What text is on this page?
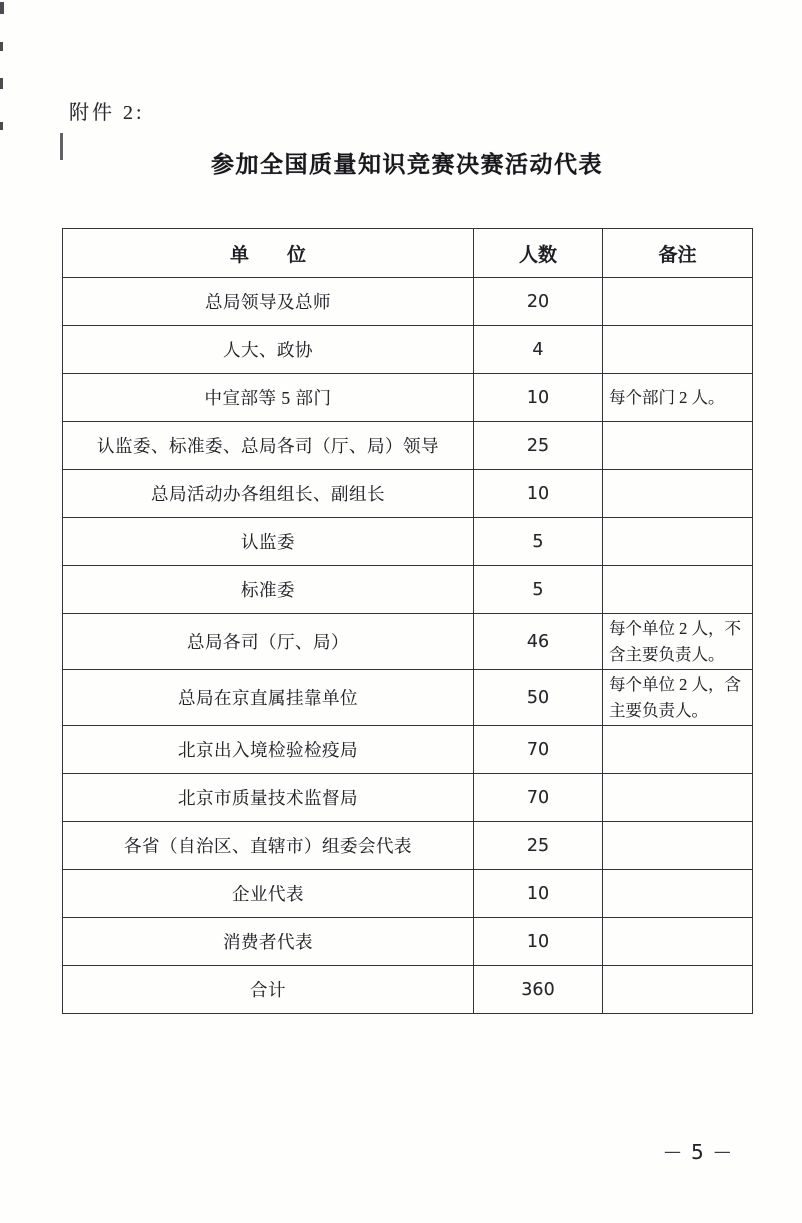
附件 2:
参加全国质量知识竞赛决赛活动代表
单　　位	人数	备注
总局领导及总师	20	
人大、政协	4	
中宣部等 5 部门	10	每个部门 2 人。
认监委、标准委、总局各司（厅、局）领导	25	
总局活动办各组组长、副组长	10	
认监委	5	
标准委	5	
总局各司（厅、局）	46	每个单位 2 人，不含主要负责人。
总局在京直属挂靠单位	50	每个单位 2 人，含主要负责人。
北京出入境检验检疫局	70	
北京市质量技术监督局	70	
各省（自治区、直辖市）组委会代表	25	
企业代表	10	
消费者代表	10	
合计	360	
— 5 —
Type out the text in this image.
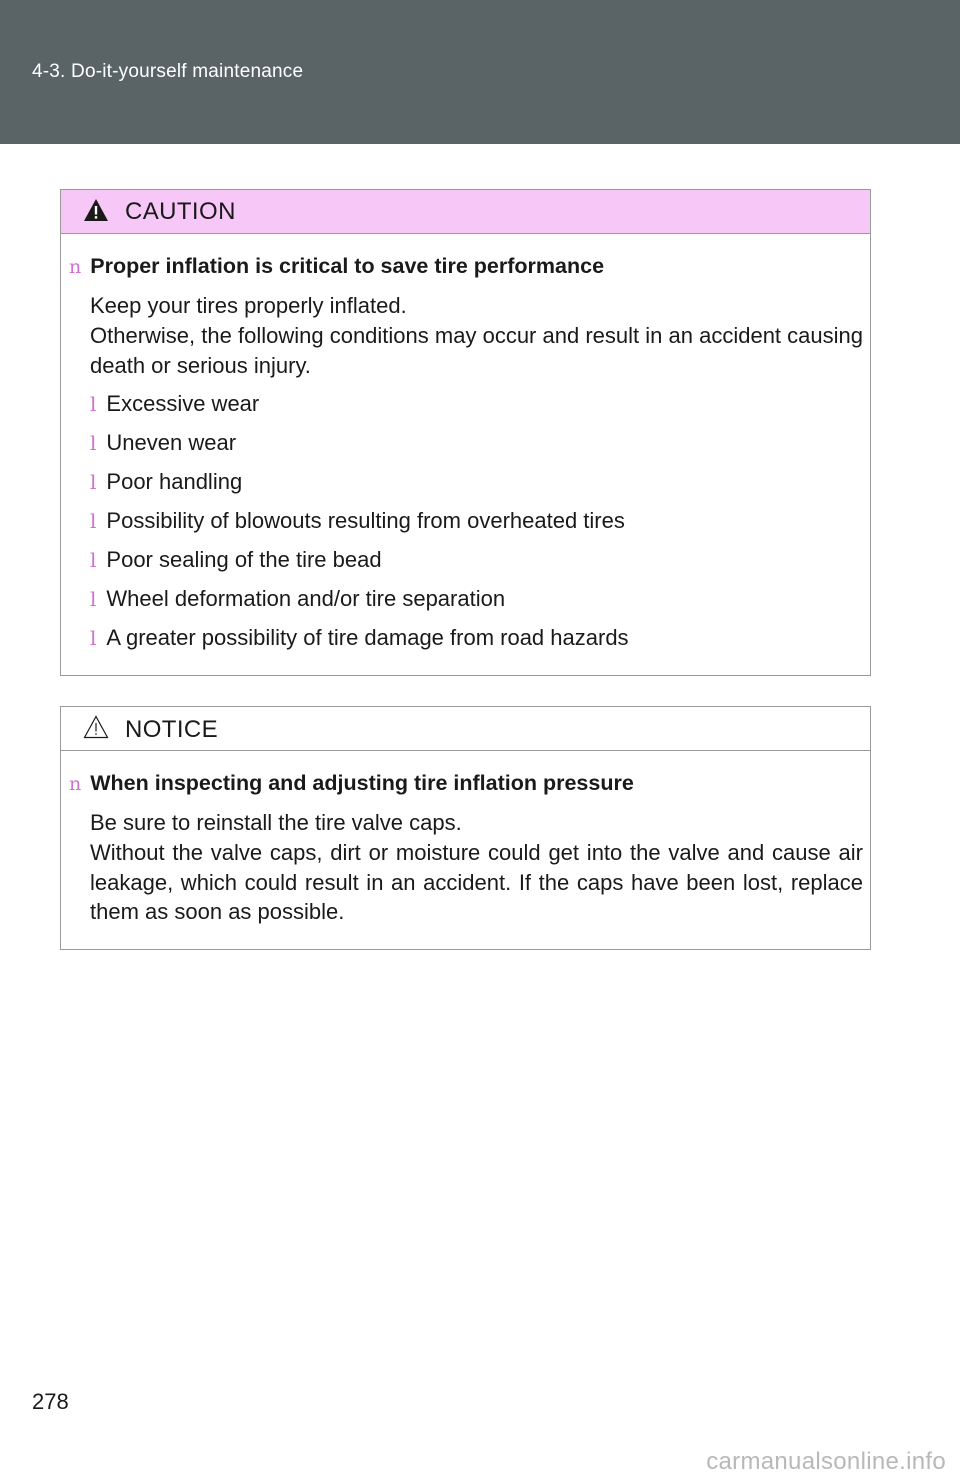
4-3. Do-it-yourself maintenance
CAUTION
n Proper inflation is critical to save tire performance
Keep your tires properly inflated.
Otherwise, the following conditions may occur and result in an accident causing death or serious injury.
l Excessive wear
l Uneven wear
l Poor handling
l Possibility of blowouts resulting from overheated tires
l Poor sealing of the tire bead
l Wheel deformation and/or tire separation
l A greater possibility of tire damage from road hazards
NOTICE
n When inspecting and adjusting tire inflation pressure
Be sure to reinstall the tire valve caps.
Without the valve caps, dirt or moisture could get into the valve and cause air leakage, which could result in an accident. If the caps have been lost, replace them as soon as possible.
278
carmanualsonline.info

==================================================

**AIM OF THE TASK**
Quote in full the listing given above; the images are to be left out.

**EXERCISE SOLUTION**
What text is on this page?
附件 2:
参加全国质量知识竞赛决赛活动代表
单　　位	人数	备注
总局领导及总师	20	
人大、政协	4	
中宣部等 5 部门	10	每个部门 2 人。
认监委、标准委、总局各司（厅、局）领导	25	
总局活动办各组组长、副组长	10	
认监委	5	
标准委	5	
总局各司（厅、局）	46	每个单位 2 人，不含主要负责人。
总局在京直属挂靠单位	50	每个单位 2 人，含主要负责人。
北京出入境检验检疫局	70	
北京市质量技术监督局	70	
各省（自治区、直辖市）组委会代表	25	
企业代表	10	
消费者代表	10	
合计	360	
— 5 —
Type out the text in this image.
4-3. Do-it-yourself maintenance
CAUTION
n Proper inflation is critical to save tire performance
Keep your tires properly inflated.
Otherwise, the following conditions may occur and result in an accident causing death or serious injury.
l Excessive wear
l Uneven wear
l Poor handling
l Possibility of blowouts resulting from overheated tires
l Poor sealing of the tire bead
l Wheel deformation and/or tire separation
l A greater possibility of tire damage from road hazards
NOTICE
n When inspecting and adjusting tire inflation pressure
Be sure to reinstall the tire valve caps.
Without the valve caps, dirt or moisture could get into the valve and cause air leakage, which could result in an accident. If the caps have been lost, replace them as soon as possible.
278
carmanualsonline.info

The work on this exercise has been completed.